• Problem to work on
Extract from the listing each line in which the word "plan" appears.

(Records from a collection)
_ _ _
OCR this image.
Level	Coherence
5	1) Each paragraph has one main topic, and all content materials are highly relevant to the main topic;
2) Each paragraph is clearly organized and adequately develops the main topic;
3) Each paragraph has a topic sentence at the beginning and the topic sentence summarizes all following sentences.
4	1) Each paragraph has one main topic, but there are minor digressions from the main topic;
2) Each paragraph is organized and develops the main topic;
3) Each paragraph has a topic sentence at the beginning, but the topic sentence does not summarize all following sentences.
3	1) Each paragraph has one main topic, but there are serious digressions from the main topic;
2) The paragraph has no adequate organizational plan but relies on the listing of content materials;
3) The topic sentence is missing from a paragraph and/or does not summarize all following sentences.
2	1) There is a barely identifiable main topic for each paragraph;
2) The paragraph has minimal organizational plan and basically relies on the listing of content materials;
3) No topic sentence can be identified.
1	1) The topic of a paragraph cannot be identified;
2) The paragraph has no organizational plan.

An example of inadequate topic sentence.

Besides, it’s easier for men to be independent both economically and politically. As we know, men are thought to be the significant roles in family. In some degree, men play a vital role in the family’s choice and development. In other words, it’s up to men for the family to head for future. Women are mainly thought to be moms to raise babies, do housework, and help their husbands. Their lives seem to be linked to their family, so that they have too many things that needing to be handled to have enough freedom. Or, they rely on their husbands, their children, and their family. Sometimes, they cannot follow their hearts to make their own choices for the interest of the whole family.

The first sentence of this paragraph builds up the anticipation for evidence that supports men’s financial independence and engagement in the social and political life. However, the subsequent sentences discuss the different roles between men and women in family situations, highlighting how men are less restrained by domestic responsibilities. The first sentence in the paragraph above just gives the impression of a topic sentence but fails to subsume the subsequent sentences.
_ _ _
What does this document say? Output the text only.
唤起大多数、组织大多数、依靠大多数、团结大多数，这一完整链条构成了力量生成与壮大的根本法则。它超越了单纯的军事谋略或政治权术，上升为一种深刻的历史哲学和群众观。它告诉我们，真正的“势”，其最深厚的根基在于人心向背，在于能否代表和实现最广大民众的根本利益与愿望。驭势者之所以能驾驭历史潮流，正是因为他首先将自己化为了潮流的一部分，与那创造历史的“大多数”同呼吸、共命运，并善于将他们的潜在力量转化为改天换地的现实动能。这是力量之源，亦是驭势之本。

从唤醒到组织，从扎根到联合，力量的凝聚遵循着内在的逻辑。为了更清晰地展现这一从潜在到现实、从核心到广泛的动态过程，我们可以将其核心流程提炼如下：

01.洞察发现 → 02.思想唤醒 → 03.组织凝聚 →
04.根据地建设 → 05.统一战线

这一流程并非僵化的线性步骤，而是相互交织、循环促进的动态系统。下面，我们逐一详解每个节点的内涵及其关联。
_ _ _
• Solution to this exercise
2) The paragraph has no adequate organizational plan but relies on the listing of content materials;
2) The paragraph has minimal organizational plan and basically relies on the listing of content materials;
2) The paragraph has no organizational plan.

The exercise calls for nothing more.